> [WORK TO BE COMPLETED]: Restate the full set of records exactly, without adding or dropping a word.

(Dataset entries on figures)
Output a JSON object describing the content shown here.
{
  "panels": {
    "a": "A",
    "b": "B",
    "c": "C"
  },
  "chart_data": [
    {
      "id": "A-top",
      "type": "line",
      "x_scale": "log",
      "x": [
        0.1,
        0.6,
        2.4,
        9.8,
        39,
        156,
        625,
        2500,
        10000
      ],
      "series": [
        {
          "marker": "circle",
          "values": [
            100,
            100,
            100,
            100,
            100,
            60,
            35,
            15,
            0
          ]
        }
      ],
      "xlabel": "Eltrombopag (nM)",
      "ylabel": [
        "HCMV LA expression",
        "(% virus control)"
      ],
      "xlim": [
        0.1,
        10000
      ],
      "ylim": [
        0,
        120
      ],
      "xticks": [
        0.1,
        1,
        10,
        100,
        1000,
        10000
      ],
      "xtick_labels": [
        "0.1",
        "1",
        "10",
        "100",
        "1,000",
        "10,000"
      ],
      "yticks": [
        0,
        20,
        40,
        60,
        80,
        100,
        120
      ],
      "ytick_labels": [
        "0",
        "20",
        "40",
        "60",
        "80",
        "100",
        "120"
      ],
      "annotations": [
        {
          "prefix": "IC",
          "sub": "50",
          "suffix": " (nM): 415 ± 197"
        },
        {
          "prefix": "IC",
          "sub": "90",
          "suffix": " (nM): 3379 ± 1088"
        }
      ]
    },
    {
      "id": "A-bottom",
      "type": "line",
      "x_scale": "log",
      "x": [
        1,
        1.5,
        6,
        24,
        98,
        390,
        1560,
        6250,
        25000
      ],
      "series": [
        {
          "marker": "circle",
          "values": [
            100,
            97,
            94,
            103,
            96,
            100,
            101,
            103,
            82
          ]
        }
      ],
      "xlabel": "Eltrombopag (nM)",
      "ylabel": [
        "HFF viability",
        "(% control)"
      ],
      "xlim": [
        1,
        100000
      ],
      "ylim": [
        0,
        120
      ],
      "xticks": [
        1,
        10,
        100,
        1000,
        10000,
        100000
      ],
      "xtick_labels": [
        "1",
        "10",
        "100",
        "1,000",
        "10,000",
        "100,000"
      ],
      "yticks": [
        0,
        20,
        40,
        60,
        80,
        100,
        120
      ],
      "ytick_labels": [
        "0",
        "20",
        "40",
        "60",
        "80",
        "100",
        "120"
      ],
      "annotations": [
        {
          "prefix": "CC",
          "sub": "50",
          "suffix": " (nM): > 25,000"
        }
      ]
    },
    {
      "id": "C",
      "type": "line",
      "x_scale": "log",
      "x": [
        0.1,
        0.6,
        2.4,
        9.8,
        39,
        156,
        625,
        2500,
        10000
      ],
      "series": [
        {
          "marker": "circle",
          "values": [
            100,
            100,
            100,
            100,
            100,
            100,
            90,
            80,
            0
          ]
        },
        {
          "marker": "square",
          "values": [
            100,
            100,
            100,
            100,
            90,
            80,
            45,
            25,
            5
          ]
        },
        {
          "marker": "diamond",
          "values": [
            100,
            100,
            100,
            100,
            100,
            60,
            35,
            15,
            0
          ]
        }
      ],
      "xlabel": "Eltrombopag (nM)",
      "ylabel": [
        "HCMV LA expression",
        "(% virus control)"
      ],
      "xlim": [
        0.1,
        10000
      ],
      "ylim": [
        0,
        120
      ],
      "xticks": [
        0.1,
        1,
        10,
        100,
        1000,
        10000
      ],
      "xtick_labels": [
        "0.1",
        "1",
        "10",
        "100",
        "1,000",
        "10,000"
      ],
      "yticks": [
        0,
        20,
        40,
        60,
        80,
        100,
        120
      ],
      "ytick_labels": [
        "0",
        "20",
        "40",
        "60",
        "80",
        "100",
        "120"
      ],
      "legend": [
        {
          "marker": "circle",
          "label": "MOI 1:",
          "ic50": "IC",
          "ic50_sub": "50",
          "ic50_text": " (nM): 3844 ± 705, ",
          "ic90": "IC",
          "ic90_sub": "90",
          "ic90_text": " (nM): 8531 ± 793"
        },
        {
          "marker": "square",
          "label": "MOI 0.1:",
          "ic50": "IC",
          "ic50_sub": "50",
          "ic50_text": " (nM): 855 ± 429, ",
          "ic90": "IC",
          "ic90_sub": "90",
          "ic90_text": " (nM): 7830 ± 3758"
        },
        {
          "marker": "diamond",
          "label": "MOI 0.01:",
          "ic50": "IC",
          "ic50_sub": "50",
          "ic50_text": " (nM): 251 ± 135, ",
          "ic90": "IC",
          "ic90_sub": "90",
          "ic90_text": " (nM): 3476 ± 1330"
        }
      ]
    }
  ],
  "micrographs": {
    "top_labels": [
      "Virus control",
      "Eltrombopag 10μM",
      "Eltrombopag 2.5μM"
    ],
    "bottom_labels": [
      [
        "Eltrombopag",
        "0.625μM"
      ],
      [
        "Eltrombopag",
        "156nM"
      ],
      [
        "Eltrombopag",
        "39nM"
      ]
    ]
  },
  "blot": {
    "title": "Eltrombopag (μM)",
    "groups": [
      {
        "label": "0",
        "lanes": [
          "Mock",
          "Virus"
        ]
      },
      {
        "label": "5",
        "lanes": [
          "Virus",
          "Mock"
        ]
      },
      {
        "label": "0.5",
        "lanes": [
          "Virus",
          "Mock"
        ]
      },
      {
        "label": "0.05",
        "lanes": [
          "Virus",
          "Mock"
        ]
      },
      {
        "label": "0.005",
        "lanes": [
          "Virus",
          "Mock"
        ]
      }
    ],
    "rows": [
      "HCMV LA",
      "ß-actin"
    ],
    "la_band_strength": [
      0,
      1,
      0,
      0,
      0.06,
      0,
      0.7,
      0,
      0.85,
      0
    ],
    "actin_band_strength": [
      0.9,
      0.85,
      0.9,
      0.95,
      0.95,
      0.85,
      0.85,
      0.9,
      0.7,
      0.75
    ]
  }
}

> [EXERCISE SOLUTION]:
Output a JSON object describing the content shown here.
{
  "panels": {
    "a": "A",
    "b": "B",
    "c": "C"
  },
  "chart_data": [
    {
      "id": "A-top",
      "type": "line",
      "x_scale": "log",
      "x": [
        0.1,
        0.6,
        2.4,
        9.8,
        39,
        156,
        625,
        2500,
        10000
      ],
      "series": [
        {
          "marker": "circle",
          "values": [
            100,
            100,
            100,
            100,
            100,
            60,
            35,
            15,
            0
          ]
        }
      ],
      "xlabel": "Eltrombopag (nM)",
      "ylabel": [
        "HCMV LA expression",
        "(% virus control)"
      ],
      "xlim": [
        0.1,
        10000
      ],
      "ylim": [
        0,
        120
      ],
      "xticks": [
        0.1,
        1,
        10,
        100,
        1000,
        10000
      ],
      "xtick_labels": [
        "0.1",
        "1",
        "10",
        "100",
        "1,000",
        "10,000"
      ],
      "yticks": [
        0,
        20,
        40,
        60,
        80,
        100,
        120
      ],
      "ytick_labels": [
        "0",
        "20",
        "40",
        "60",
        "80",
        "100",
        "120"
      ],
      "annotations": [
        {
          "prefix": "IC",
          "sub": "50",
          "suffix": " (nM): 415 ± 197"
        },
        {
          "prefix": "IC",
          "sub": "90",
          "suffix": " (nM): 3379 ± 1088"
        }
      ]
    },
    {
      "id": "A-bottom",
      "type": "line",
      "x_scale": "log",
      "x": [
        1,
        1.5,
        6,
        24,
        98,
        390,
        1560,
        6250,
        25000
      ],
      "series": [
        {
          "marker": "circle",
          "values": [
            100,
            97,
            94,
            103,
            96,
            100,
            101,
            103,
            82
          ]
        }
      ],
      "xlabel": "Eltrombopag (nM)",
      "ylabel": [
        "HFF viability",
        "(% control)"
      ],
      "xlim": [
        1,
        100000
      ],
      "ylim": [
        0,
        120
      ],
      "xticks": [
        1,
        10,
        100,
        1000,
        10000,
        100000
      ],
      "xtick_labels": [
        "1",
        "10",
        "100",
        "1,000",
        "10,000",
        "100,000"
      ],
      "yticks": [
        0,
        20,
        40,
        60,
        80,
        100,
        120
      ],
      "ytick_labels": [
        "0",
        "20",
        "40",
        "60",
        "80",
        "100",
        "120"
      ],
      "annotations": [
        {
          "prefix": "CC",
          "sub": "50",
          "suffix": " (nM): > 25,000"
        }
      ]
    },
    {
      "id": "C",
      "type": "line",
      "x_scale": "log",
      "x": [
        0.1,
        0.6,
        2.4,
        9.8,
        39,
        156,
        625,
        2500,
        10000
      ],
      "series": [
        {
          "marker": "circle",
          "values": [
            100,
            100,
            100,
            100,
            100,
            100,
            90,
            80,
            0
          ]
        },
        {
          "marker": "square",
          "values": [
            100,
            100,
            100,
            100,
            90,
            80,
            45,
            25,
            5
          ]
        },
        {
          "marker": "diamond",
          "values": [
            100,
            100,
            100,
            100,
            100,
            60,
            35,
            15,
            0
          ]
        }
      ],
      "xlabel": "Eltrombopag (nM)",
      "ylabel": [
        "HCMV LA expression",
        "(% virus control)"
      ],
      "xlim": [
        0.1,
        10000
      ],
      "ylim": [
        0,
        120
      ],
      "xticks": [
        0.1,
        1,
        10,
        100,
        1000,
        10000
      ],
      "xtick_labels": [
        "0.1",
        "1",
        "10",
        "100",
        "1,000",
        "10,000"
      ],
      "yticks": [
        0,
        20,
        40,
        60,
        80,
        100,
        120
      ],
      "ytick_labels": [
        "0",
        "20",
        "40",
        "60",
        "80",
        "100",
        "120"
      ],
      "legend": [
        {
          "marker": "circle",
          "label": "MOI 1:",
          "ic50": "IC",
          "ic50_sub": "50",
          "ic50_text": " (nM): 3844 ± 705, ",
          "ic90": "IC",
          "ic90_sub": "90",
          "ic90_text": " (nM): 8531 ± 793"
        },
        {
          "marker": "square",
          "label": "MOI 0.1:",
          "ic50": "IC",
          "ic50_sub": "50",
          "ic50_text": " (nM): 855 ± 429, ",
          "ic90": "IC",
          "ic90_sub": "90",
          "ic90_text": " (nM): 7830 ± 3758"
        },
        {
          "marker": "diamond",
          "label": "MOI 0.01:",
          "ic50": "IC",
          "ic50_sub": "50",
          "ic50_text": " (nM): 251 ± 135, ",
          "ic90": "IC",
          "ic90_sub": "90",
          "ic90_text": " (nM): 3476 ± 1330"
        }
      ]
    }
  ],
  "micrographs": {
    "top_labels": [
      "Virus control",
      "Eltrombopag 10μM",
      "Eltrombopag 2.5μM"
    ],
    "bottom_labels": [
      [
        "Eltrombopag",
        "0.625μM"
      ],
      [
        "Eltrombopag",
        "156nM"
      ],
      [
        "Eltrombopag",
        "39nM"
      ]
    ]
  },
  "blot": {
    "title": "Eltrombopag (μM)",
    "groups": [
      {
        "label": "0",
        "lanes": [
          "Mock",
          "Virus"
        ]
      },
      {
        "label": "5",
        "lanes": [
          "Virus",
          "Mock"
        ]
      },
      {
        "label": "0.5",
        "lanes": [
          "Virus",
          "Mock"
        ]
      },
      {
        "label": "0.05",
        "lanes": [
          "Virus",
          "Mock"
        ]
      },
      {
        "label": "0.005",
        "lanes": [
          "Virus",
          "Mock"
        ]
      }
    ],
    "rows": [
      "HCMV LA",
      "ß-actin"
    ],
    "la_band_strength": [
      0,
      1,
      0,
      0,
      0.06,
      0,
      0.7,
      0,
      0.85,
      0
    ],
    "actin_band_strength": [
      0.9,
      0.85,
      0.9,
      0.95,
      0.95,
      0.85,
      0.85,
      0.9,
      0.7,
      0.75
    ]
  }
}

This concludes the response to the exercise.